**Stored data**
-=-=-
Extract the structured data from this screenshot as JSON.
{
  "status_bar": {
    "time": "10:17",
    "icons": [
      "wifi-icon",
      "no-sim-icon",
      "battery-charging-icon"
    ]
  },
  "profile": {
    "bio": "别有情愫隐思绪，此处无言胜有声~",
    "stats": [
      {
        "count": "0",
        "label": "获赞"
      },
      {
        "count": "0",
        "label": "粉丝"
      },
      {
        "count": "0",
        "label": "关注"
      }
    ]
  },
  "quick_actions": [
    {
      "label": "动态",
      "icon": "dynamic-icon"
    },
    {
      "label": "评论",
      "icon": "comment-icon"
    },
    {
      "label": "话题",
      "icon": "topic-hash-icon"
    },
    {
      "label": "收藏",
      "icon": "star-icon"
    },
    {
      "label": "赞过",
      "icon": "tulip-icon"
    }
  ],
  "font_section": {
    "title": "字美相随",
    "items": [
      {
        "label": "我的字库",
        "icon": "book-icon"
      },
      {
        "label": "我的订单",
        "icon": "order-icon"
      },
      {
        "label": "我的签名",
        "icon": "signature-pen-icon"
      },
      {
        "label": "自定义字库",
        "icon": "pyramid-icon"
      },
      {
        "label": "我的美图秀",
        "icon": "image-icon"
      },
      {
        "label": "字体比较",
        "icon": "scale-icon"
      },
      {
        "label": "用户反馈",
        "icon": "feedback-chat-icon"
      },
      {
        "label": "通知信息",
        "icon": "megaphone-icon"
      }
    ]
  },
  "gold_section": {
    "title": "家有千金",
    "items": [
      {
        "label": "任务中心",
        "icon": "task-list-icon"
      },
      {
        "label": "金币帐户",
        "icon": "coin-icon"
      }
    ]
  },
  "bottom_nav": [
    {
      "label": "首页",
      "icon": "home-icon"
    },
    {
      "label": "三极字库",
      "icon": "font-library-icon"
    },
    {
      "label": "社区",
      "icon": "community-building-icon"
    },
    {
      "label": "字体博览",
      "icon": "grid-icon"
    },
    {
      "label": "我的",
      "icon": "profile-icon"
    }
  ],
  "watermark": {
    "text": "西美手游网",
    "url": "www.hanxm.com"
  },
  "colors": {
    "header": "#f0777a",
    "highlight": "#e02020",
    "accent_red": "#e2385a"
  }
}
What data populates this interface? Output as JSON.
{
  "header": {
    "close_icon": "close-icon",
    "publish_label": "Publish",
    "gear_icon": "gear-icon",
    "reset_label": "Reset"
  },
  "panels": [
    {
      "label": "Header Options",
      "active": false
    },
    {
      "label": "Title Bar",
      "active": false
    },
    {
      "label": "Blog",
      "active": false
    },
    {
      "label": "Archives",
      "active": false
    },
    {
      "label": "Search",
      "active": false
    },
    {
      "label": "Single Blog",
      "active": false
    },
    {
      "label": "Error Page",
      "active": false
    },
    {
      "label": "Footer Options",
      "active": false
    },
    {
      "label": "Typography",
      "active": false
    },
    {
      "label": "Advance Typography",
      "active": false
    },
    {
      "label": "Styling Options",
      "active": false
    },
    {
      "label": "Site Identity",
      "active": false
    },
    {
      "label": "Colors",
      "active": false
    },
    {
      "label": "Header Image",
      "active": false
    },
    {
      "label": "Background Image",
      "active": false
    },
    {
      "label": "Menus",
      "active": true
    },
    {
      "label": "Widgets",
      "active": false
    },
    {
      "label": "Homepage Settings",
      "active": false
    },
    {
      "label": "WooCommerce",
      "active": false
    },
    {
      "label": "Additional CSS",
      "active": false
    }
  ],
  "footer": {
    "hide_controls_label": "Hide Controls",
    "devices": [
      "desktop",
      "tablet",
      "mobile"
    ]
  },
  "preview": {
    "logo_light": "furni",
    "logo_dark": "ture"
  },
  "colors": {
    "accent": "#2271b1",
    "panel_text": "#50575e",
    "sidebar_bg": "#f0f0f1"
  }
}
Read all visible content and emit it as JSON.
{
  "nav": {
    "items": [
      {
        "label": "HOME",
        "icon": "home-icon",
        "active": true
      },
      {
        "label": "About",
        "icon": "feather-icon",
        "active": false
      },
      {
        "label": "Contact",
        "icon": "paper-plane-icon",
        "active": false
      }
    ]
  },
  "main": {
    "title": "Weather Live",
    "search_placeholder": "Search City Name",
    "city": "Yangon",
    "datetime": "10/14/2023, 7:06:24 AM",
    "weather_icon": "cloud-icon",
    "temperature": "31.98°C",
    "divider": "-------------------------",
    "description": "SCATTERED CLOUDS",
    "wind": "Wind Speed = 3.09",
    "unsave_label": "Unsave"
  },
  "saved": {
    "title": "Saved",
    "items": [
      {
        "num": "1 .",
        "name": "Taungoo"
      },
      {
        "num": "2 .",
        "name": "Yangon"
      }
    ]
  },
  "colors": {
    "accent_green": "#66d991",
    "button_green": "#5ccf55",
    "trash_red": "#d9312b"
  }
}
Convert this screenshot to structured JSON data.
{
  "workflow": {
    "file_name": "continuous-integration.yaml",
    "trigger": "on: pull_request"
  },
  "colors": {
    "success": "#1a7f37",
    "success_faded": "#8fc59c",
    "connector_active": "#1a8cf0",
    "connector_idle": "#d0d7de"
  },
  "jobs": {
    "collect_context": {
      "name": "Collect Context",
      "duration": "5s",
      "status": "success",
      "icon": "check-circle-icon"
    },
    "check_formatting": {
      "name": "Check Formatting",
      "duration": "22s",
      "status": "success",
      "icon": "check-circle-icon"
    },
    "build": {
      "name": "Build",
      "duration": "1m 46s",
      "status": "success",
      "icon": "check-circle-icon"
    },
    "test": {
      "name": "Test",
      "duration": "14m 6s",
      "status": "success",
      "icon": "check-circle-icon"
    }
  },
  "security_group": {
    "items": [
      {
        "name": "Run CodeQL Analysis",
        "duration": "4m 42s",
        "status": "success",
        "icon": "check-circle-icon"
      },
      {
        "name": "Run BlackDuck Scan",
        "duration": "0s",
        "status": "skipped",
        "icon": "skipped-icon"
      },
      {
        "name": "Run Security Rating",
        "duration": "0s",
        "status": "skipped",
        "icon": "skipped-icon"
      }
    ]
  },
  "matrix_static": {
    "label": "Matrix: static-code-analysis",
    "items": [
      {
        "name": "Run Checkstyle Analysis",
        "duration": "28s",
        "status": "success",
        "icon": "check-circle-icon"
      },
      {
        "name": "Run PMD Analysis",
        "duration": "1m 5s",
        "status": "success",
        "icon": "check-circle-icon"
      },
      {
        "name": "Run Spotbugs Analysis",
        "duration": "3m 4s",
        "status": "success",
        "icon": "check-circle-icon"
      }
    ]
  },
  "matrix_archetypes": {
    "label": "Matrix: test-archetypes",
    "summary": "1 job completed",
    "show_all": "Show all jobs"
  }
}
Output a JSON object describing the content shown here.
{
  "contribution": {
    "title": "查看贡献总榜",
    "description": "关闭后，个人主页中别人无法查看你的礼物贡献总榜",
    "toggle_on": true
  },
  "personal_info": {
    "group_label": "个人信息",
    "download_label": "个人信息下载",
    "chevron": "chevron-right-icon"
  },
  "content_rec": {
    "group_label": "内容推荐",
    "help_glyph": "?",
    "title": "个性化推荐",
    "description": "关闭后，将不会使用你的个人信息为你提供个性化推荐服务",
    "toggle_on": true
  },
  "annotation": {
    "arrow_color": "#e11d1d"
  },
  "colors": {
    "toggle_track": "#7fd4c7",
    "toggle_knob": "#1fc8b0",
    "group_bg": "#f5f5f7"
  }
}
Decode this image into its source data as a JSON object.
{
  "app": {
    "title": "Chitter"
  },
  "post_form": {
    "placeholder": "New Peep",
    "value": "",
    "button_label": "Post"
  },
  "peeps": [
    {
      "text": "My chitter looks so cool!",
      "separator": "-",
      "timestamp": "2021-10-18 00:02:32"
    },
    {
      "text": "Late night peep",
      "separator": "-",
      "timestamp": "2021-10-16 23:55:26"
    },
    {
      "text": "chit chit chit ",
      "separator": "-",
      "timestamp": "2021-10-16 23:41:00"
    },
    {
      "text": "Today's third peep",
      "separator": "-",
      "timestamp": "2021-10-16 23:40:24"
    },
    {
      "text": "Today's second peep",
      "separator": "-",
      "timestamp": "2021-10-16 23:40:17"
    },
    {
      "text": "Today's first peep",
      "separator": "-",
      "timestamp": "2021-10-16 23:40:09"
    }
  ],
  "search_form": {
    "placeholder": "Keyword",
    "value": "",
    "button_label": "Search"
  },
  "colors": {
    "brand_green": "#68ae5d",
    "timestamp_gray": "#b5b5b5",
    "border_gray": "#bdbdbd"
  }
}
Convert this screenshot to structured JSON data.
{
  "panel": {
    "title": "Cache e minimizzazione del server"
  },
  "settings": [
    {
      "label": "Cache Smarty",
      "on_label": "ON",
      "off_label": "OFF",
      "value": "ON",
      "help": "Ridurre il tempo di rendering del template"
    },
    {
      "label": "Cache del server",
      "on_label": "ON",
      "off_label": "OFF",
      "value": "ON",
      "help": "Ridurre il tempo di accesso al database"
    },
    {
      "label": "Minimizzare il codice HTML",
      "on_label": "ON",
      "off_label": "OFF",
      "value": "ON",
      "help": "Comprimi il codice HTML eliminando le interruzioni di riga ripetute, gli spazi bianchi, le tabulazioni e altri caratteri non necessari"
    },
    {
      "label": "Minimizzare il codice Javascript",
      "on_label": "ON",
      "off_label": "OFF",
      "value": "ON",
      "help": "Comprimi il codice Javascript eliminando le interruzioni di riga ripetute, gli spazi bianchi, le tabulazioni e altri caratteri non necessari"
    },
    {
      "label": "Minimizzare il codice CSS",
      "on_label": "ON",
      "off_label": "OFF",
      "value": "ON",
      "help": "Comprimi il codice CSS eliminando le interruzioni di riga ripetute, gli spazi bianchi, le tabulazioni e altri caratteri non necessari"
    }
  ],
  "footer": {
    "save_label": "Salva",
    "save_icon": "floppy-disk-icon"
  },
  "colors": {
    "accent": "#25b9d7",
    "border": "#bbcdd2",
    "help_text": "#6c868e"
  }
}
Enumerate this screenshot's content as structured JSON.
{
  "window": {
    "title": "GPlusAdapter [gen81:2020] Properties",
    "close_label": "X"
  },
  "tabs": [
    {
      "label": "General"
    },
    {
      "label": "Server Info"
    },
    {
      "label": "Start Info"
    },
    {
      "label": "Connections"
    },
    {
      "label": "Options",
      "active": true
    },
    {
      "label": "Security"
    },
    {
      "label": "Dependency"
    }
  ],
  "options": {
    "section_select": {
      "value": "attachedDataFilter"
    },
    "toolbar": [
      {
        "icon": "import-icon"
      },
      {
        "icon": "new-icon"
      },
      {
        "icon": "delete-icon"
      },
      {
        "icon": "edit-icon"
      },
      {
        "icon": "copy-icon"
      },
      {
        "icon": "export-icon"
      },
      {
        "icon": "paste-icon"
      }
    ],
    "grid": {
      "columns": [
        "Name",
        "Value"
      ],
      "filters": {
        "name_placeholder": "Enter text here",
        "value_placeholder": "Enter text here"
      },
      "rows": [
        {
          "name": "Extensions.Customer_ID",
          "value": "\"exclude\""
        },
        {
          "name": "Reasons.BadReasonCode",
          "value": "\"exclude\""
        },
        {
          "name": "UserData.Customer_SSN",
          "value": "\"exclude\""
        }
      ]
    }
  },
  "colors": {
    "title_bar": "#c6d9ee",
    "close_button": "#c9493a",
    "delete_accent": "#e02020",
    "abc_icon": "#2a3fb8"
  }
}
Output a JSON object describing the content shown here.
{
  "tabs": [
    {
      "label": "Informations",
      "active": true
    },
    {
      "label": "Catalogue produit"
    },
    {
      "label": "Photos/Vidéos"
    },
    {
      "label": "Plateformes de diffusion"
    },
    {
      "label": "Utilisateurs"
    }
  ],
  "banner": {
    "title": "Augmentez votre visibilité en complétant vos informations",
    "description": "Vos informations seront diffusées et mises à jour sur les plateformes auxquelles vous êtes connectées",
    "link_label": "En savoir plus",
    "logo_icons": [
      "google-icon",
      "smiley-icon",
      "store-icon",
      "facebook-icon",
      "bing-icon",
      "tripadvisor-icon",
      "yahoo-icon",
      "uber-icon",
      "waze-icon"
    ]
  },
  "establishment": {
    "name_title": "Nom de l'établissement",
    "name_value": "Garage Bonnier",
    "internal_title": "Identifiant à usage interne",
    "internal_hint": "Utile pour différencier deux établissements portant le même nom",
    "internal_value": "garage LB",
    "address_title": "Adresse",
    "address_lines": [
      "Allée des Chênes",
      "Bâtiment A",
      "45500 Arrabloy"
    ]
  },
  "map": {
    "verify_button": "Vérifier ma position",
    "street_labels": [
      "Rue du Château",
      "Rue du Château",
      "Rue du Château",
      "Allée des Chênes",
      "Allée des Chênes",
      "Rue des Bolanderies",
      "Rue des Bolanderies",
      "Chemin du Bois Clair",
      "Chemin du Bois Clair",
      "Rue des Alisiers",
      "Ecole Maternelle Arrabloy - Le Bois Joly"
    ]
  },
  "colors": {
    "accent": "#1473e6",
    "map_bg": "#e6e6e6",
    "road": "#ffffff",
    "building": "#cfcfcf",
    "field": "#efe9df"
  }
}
-=-=-
**SET PROBLEM**
All lines that include "Javascript" are to be gathered and copied.

**WORKED SOLUTION**
      "label": "Minimizzare il codice Javascript",
      "help": "Comprimi il codice Javascript eliminando le interruzioni di riga ripetute, gli spazi bianchi, le tabulazioni e altri caratteri non necessari"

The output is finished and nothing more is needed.